-- Try it --
The whole of the data must be transcribed exactly.

-- Supplied information --
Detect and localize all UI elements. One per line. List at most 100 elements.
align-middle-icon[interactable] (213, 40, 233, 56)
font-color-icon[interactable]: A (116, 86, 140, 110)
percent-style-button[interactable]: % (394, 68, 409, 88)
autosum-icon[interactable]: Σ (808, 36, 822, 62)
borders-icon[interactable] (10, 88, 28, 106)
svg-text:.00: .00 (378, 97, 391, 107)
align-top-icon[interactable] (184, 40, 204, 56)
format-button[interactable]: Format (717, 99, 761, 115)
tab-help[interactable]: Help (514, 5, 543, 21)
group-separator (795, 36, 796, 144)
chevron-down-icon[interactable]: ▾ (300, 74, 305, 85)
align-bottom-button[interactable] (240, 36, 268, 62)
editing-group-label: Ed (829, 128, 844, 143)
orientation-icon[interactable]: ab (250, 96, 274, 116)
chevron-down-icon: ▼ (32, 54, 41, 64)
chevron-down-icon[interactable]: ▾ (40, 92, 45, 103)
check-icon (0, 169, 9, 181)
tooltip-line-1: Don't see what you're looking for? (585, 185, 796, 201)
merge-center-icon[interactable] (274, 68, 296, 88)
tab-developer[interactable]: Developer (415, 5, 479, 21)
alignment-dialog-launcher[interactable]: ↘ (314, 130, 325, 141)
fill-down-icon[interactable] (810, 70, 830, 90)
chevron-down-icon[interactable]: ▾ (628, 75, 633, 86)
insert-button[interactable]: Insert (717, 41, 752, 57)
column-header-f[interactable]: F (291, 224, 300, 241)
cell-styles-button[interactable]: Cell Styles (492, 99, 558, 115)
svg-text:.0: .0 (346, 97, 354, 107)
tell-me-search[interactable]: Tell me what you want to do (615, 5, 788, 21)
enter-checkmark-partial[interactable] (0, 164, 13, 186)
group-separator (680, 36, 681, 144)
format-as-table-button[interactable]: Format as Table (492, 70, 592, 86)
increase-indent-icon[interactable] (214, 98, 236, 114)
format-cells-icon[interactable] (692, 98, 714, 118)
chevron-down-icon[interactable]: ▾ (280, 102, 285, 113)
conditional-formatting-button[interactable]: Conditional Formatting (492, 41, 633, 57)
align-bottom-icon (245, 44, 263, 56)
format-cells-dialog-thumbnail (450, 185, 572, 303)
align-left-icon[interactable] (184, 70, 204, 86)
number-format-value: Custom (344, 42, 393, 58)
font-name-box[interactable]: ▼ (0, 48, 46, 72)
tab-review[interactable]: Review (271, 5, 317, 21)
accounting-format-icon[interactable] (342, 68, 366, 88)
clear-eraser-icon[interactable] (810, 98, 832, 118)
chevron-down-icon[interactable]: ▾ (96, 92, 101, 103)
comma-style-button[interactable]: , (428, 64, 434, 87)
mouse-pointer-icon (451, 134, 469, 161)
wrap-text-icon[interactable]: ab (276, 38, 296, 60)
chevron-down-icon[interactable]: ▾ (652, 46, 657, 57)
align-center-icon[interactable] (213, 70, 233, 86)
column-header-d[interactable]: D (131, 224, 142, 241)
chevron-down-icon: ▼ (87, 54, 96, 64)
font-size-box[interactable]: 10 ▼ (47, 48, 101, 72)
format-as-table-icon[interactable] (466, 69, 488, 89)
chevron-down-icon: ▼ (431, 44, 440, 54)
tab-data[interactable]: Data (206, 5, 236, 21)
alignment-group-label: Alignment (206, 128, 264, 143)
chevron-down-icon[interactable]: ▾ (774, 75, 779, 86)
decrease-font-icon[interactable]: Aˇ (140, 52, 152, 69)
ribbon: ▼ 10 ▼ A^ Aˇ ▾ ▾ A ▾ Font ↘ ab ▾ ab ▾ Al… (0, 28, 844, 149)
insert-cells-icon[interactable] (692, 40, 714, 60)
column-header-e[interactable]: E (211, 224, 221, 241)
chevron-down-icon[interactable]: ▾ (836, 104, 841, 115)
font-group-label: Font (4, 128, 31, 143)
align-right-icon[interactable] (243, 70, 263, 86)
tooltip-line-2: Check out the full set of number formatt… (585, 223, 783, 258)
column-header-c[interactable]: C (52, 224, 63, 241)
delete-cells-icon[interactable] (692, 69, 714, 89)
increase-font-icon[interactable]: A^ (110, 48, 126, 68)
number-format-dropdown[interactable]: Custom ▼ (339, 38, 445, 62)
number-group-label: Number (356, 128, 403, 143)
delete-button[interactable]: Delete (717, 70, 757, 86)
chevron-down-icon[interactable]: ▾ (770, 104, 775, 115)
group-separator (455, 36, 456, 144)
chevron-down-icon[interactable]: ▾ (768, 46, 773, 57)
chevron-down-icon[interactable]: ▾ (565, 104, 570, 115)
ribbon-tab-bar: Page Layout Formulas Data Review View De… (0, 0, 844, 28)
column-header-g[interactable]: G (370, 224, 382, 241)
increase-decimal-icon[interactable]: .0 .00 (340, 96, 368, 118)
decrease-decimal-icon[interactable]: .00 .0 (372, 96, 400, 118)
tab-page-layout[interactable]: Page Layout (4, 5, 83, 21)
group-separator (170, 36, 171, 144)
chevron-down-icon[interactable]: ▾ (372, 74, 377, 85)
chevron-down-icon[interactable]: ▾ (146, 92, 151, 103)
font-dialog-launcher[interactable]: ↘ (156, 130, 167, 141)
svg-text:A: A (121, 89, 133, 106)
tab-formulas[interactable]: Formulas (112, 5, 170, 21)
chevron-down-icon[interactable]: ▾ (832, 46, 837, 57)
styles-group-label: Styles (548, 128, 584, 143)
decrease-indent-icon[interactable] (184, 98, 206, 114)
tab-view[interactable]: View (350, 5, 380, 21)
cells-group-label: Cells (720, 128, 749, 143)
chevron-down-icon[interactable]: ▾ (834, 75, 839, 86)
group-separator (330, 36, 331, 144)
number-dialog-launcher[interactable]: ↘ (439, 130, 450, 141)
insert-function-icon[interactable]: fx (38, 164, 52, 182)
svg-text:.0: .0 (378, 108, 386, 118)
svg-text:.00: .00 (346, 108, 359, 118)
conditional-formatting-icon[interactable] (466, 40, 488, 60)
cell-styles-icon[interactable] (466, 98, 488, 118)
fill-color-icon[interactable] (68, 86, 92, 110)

-- Answer space --
Detect and localize all UI elements. One per line. List at most 100 elements.
align-middle-icon[interactable] (213, 40, 233, 56)
font-color-icon[interactable]: A (116, 86, 140, 110)
percent-style-button[interactable]: % (394, 68, 409, 88)
autosum-icon[interactable]: Σ (808, 36, 822, 62)
borders-icon[interactable] (10, 88, 28, 106)
svg-text:.00: .00 (378, 97, 391, 107)
align-top-icon[interactable] (184, 40, 204, 56)
format-button[interactable]: Format (717, 99, 761, 115)
tab-help[interactable]: Help (514, 5, 543, 21)
group-separator (795, 36, 796, 144)
chevron-down-icon[interactable]: ▾ (300, 74, 305, 85)
align-bottom-button[interactable] (240, 36, 268, 62)
editing-group-label: Ed (829, 128, 844, 143)
orientation-icon[interactable]: ab (250, 96, 274, 116)
chevron-down-icon: ▼ (32, 54, 41, 64)
chevron-down-icon[interactable]: ▾ (40, 92, 45, 103)
check-icon (0, 169, 9, 181)
tooltip-line-1: Don't see what you're looking for? (585, 185, 796, 201)
merge-center-icon[interactable] (274, 68, 296, 88)
tab-developer[interactable]: Developer (415, 5, 479, 21)
alignment-dialog-launcher[interactable]: ↘ (314, 130, 325, 141)
fill-down-icon[interactable] (810, 70, 830, 90)
chevron-down-icon[interactable]: ▾ (628, 75, 633, 86)
insert-button[interactable]: Insert (717, 41, 752, 57)
column-header-f[interactable]: F (291, 224, 300, 241)
cell-styles-button[interactable]: Cell Styles (492, 99, 558, 115)
svg-text:.0: .0 (346, 97, 354, 107)
tell-me-search[interactable]: Tell me what you want to do (615, 5, 788, 21)
enter-checkmark-partial[interactable] (0, 164, 13, 186)
group-separator (680, 36, 681, 144)
format-as-table-button[interactable]: Format as Table (492, 70, 592, 86)
increase-indent-icon[interactable] (214, 98, 236, 114)
format-cells-icon[interactable] (692, 98, 714, 118)
chevron-down-icon[interactable]: ▾ (280, 102, 285, 113)
conditional-formatting-button[interactable]: Conditional Formatting (492, 41, 633, 57)
align-bottom-icon (245, 44, 263, 56)
format-cells-dialog-thumbnail (450, 185, 572, 303)
align-left-icon[interactable] (184, 70, 204, 86)
number-format-value: Custom (344, 42, 393, 58)
font-name-box[interactable]: ▼ (0, 48, 46, 72)
tab-review[interactable]: Review (271, 5, 317, 21)
accounting-format-icon[interactable] (342, 68, 366, 88)
clear-eraser-icon[interactable] (810, 98, 832, 118)
chevron-down-icon[interactable]: ▾ (96, 92, 101, 103)
comma-style-button[interactable]: , (428, 64, 434, 87)
mouse-pointer-icon (451, 134, 469, 161)
wrap-text-icon[interactable]: ab (276, 38, 296, 60)
chevron-down-icon[interactable]: ▾ (652, 46, 657, 57)
align-center-icon[interactable] (213, 70, 233, 86)
column-header-d[interactable]: D (131, 224, 142, 241)
chevron-down-icon: ▼ (87, 54, 96, 64)
font-size-box[interactable]: 10 ▼ (47, 48, 101, 72)
format-as-table-icon[interactable] (466, 69, 488, 89)
chevron-down-icon: ▼ (431, 44, 440, 54)
tab-data[interactable]: Data (206, 5, 236, 21)
alignment-group-label: Alignment (206, 128, 264, 143)
chevron-down-icon[interactable]: ▾ (774, 75, 779, 86)
decrease-font-icon[interactable]: Aˇ (140, 52, 152, 69)
ribbon: ▼ 10 ▼ A^ Aˇ ▾ ▾ A ▾ Font ↘ ab ▾ ab ▾ Al… (0, 28, 844, 149)
insert-cells-icon[interactable] (692, 40, 714, 60)
column-header-e[interactable]: E (211, 224, 221, 241)
chevron-down-icon[interactable]: ▾ (836, 104, 841, 115)
font-group-label: Font (4, 128, 31, 143)
align-right-icon[interactable] (243, 70, 263, 86)
tooltip-line-2: Check out the full set of number formatt… (585, 223, 783, 258)
column-header-c[interactable]: C (52, 224, 63, 241)
delete-cells-icon[interactable] (692, 69, 714, 89)
increase-font-icon[interactable]: A^ (110, 48, 126, 68)
number-format-dropdown[interactable]: Custom ▼ (339, 38, 445, 62)
number-group-label: Number (356, 128, 403, 143)
delete-button[interactable]: Delete (717, 70, 757, 86)
chevron-down-icon[interactable]: ▾ (770, 104, 775, 115)
group-separator (455, 36, 456, 144)
chevron-down-icon[interactable]: ▾ (768, 46, 773, 57)
chevron-down-icon[interactable]: ▾ (565, 104, 570, 115)
ribbon-tab-bar: Page Layout Formulas Data Review View De… (0, 0, 844, 28)
column-header-g[interactable]: G (370, 224, 382, 241)
increase-decimal-icon[interactable]: .0 .00 (340, 96, 368, 118)
decrease-decimal-icon[interactable]: .00 .0 (372, 96, 400, 118)
tab-page-layout[interactable]: Page Layout (4, 5, 83, 21)
group-separator (170, 36, 171, 144)
chevron-down-icon[interactable]: ▾ (372, 74, 377, 85)
chevron-down-icon[interactable]: ▾ (146, 92, 151, 103)
font-dialog-launcher[interactable]: ↘ (156, 130, 167, 141)
svg-text:A: A (121, 89, 133, 106)
tab-formulas[interactable]: Formulas (112, 5, 170, 21)
chevron-down-icon[interactable]: ▾ (832, 46, 837, 57)
styles-group-label: Styles (548, 128, 584, 143)
decrease-indent-icon[interactable] (184, 98, 206, 114)
tab-view[interactable]: View (350, 5, 380, 21)
cells-group-label: Cells (720, 128, 749, 143)
chevron-down-icon[interactable]: ▾ (834, 75, 839, 86)
group-separator (330, 36, 331, 144)
number-dialog-launcher[interactable]: ↘ (439, 130, 450, 141)
insert-function-icon[interactable]: fx (38, 164, 52, 182)
svg-text:.0: .0 (378, 108, 386, 118)
svg-text:.00: .00 (346, 108, 359, 118)
conditional-formatting-icon[interactable] (466, 40, 488, 60)
cell-styles-icon[interactable] (466, 98, 488, 118)
fill-color-icon[interactable] (68, 86, 92, 110)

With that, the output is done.